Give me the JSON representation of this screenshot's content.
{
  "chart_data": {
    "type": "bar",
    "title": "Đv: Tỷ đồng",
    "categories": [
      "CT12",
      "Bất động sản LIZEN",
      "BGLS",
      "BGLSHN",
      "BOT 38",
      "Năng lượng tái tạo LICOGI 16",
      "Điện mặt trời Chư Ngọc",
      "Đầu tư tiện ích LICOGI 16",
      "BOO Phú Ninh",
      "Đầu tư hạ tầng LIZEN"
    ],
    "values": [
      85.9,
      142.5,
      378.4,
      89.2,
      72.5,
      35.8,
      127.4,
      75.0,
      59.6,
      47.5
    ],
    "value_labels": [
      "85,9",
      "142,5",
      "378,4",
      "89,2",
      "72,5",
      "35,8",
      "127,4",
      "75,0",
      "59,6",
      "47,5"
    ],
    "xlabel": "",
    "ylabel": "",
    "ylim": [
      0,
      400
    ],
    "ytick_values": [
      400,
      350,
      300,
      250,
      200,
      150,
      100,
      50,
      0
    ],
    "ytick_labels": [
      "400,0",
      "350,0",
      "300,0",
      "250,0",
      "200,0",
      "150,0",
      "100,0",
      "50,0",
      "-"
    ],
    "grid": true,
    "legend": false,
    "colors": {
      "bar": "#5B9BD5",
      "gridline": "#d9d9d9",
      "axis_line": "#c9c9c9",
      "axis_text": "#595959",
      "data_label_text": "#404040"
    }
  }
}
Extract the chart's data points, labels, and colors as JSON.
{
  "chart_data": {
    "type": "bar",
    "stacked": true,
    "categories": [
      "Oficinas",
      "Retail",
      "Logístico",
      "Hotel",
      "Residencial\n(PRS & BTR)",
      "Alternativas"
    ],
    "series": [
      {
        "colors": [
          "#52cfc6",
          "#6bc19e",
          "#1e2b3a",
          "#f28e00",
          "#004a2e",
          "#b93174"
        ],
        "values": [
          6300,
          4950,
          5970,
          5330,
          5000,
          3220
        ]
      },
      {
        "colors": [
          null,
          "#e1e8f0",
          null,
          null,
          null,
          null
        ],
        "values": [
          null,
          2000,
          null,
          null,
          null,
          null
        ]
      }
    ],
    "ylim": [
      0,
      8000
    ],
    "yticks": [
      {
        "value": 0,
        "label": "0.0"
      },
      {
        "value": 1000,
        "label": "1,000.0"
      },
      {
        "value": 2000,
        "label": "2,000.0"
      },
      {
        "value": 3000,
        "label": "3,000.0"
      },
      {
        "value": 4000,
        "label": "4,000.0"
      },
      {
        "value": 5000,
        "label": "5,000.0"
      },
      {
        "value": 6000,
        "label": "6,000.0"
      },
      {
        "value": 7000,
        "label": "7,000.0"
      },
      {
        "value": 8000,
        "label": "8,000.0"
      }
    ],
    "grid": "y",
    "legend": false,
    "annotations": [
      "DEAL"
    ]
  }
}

# # #

**Exercise details**: From the data, collect all lines where the string "JSON" appears.

**Solution to this task**:
Give me the JSON representation of this screenshot's content.
Extract the chart's data points, labels, and colors as JSON.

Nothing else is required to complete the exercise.